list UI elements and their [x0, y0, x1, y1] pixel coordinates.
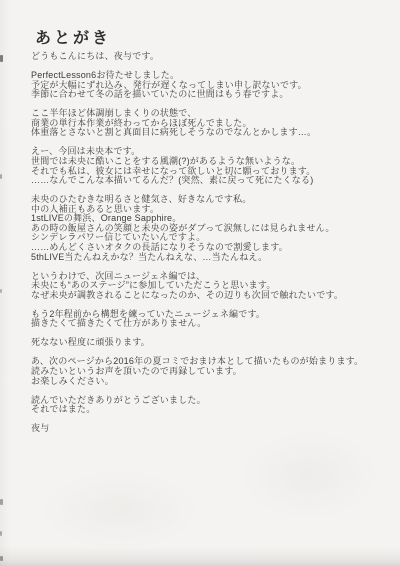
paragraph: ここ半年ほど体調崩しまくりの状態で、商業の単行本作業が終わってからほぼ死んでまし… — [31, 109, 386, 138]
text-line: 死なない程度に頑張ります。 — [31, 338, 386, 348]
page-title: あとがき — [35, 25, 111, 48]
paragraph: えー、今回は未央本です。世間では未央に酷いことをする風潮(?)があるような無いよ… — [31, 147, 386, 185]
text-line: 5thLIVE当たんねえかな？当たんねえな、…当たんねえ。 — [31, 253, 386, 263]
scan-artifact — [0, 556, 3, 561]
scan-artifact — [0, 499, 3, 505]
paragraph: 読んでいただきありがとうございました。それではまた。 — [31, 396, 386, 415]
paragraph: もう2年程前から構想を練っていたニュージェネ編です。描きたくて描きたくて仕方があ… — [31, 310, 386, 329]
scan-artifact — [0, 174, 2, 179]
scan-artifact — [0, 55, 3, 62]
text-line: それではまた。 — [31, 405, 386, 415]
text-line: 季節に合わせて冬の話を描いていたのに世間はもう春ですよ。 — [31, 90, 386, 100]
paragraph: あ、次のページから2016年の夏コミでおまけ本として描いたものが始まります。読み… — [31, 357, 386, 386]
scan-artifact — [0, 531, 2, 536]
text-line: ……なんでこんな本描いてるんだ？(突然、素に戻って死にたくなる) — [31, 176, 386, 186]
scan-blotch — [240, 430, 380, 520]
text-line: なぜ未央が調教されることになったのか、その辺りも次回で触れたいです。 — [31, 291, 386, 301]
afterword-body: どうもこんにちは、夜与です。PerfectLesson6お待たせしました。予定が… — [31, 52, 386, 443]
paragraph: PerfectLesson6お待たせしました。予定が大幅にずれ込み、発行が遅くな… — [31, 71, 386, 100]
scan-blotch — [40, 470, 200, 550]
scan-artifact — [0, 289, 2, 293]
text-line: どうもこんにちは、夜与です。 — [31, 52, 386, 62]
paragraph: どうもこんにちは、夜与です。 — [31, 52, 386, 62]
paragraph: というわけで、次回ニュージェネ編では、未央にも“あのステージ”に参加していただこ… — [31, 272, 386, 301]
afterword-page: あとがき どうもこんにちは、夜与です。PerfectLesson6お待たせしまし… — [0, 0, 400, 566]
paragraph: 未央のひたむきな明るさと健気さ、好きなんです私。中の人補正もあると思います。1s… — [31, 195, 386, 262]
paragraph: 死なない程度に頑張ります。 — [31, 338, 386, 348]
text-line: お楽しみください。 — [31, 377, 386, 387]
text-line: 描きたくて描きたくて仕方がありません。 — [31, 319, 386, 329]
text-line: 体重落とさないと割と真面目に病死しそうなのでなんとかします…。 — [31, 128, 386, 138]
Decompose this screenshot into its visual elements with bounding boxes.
____
■ Exercise details
Rewrite all of the lines above, changing "paragraph" to "text-block" wherever it appears and leaving everything else as it is. Leave the pictures out of your answer.

■ Answer in full
list UI elements and their [x0, y0, x1, y1] pixel coordinates.
text-block: ここ半年ほど体調崩しまくりの状態で、商業の単行本作業が終わってからほぼ死んでまし… — [31, 109, 386, 138]
text-line: 死なない程度に頑張ります。 — [31, 338, 386, 348]
page-title: あとがき — [35, 25, 111, 48]
text-block: えー、今回は未央本です。世間では未央に酷いことをする風潮(?)があるような無いよ… — [31, 147, 386, 185]
text-line: 5thLIVE当たんねえかな？当たんねえな、…当たんねえ。 — [31, 253, 386, 263]
scan-artifact — [0, 556, 3, 561]
scan-artifact — [0, 499, 3, 505]
text-block: 読んでいただきありがとうございました。それではまた。 — [31, 396, 386, 415]
text-block: もう2年程前から構想を練っていたニュージェネ編です。描きたくて描きたくて仕方があ… — [31, 310, 386, 329]
scan-artifact — [0, 174, 2, 179]
scan-artifact — [0, 55, 3, 62]
text-line: それではまた。 — [31, 405, 386, 415]
text-line: 季節に合わせて冬の話を描いていたのに世間はもう春ですよ。 — [31, 90, 386, 100]
text-block: あ、次のページから2016年の夏コミでおまけ本として描いたものが始まります。読み… — [31, 357, 386, 386]
scan-artifact — [0, 531, 2, 536]
text-line: ……なんでこんな本描いてるんだ？(突然、素に戻って死にたくなる) — [31, 176, 386, 186]
scan-blotch — [240, 430, 380, 520]
text-line: なぜ未央が調教されることになったのか、その辺りも次回で触れたいです。 — [31, 291, 386, 301]
afterword-body: どうもこんにちは、夜与です。PerfectLesson6お待たせしました。予定が… — [31, 52, 386, 443]
text-block: PerfectLesson6お待たせしました。予定が大幅にずれ込み、発行が遅くな… — [31, 71, 386, 100]
scan-blotch — [40, 470, 200, 550]
scan-artifact — [0, 289, 2, 293]
text-line: どうもこんにちは、夜与です。 — [31, 52, 386, 62]
text-block: どうもこんにちは、夜与です。 — [31, 52, 386, 62]
text-block: というわけで、次回ニュージェネ編では、未央にも“あのステージ”に参加していただこ… — [31, 272, 386, 301]
afterword-page: あとがき どうもこんにちは、夜与です。PerfectLesson6お待たせしまし… — [0, 0, 400, 566]
text-block: 未央のひたむきな明るさと健気さ、好きなんです私。中の人補正もあると思います。1s… — [31, 195, 386, 262]
text-block: 死なない程度に頑張ります。 — [31, 338, 386, 348]
text-line: お楽しみください。 — [31, 377, 386, 387]
text-line: 描きたくて描きたくて仕方がありません。 — [31, 319, 386, 329]
text-line: 体重落とさないと割と真面目に病死しそうなのでなんとかします…。 — [31, 128, 386, 138]
Decompose this screenshot into its visual elements with bounding boxes.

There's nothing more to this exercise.